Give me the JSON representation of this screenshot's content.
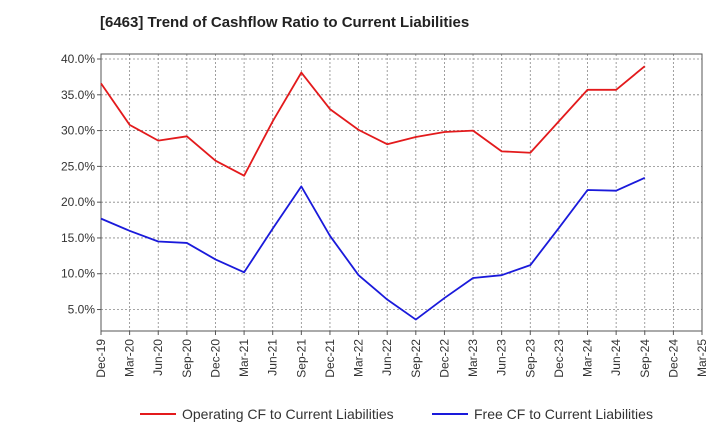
{
  "chart_data": {
    "type": "line",
    "title": "[6463]  Trend of Cashflow Ratio to Current Liabilities",
    "xlabel": "",
    "ylabel": "",
    "categories": [
      "Dec-19",
      "Mar-20",
      "Jun-20",
      "Sep-20",
      "Dec-20",
      "Mar-21",
      "Jun-21",
      "Sep-21",
      "Dec-21",
      "Mar-22",
      "Jun-22",
      "Sep-22",
      "Dec-22",
      "Mar-23",
      "Jun-23",
      "Sep-23",
      "Dec-23",
      "Mar-24",
      "Jun-24",
      "Sep-24",
      "Dec-24",
      "Mar-25"
    ],
    "ylim": [
      2.0,
      40.7
    ],
    "yticks": [
      5.0,
      10.0,
      15.0,
      20.0,
      25.0,
      30.0,
      35.0,
      40.0
    ],
    "ytick_labels": [
      "5.0%",
      "10.0%",
      "15.0%",
      "20.0%",
      "25.0%",
      "30.0%",
      "35.0%",
      "40.0%"
    ],
    "grid": true,
    "legend_position": "bottom",
    "series": [
      {
        "name": "Operating CF to Current Liabilities",
        "color": "#e31a1c",
        "values": [
          36.6,
          30.8,
          28.6,
          29.2,
          25.8,
          23.7,
          31.3,
          38.1,
          33.0,
          30.1,
          28.1,
          29.1,
          29.8,
          30.0,
          27.1,
          26.9,
          31.3,
          35.7,
          35.7,
          39.0,
          null,
          null
        ]
      },
      {
        "name": "Free CF to Current Liabilities",
        "color": "#1a1adb",
        "values": [
          17.7,
          16.0,
          14.5,
          14.3,
          12.0,
          10.2,
          16.3,
          22.2,
          15.3,
          9.8,
          6.4,
          3.6,
          6.6,
          9.4,
          9.8,
          11.2,
          16.4,
          21.7,
          21.6,
          23.4,
          null,
          null
        ]
      }
    ]
  }
}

● PROBLEM:
Search the listing for the word "Liabilities". Copy every line in which it occurs.

● EXPECTED ANSWER:
    "title": "[6463]  Trend of Cashflow Ratio to Current Liabilities",
        "name": "Operating CF to Current Liabilities",
        "name": "Free CF to Current Liabilities",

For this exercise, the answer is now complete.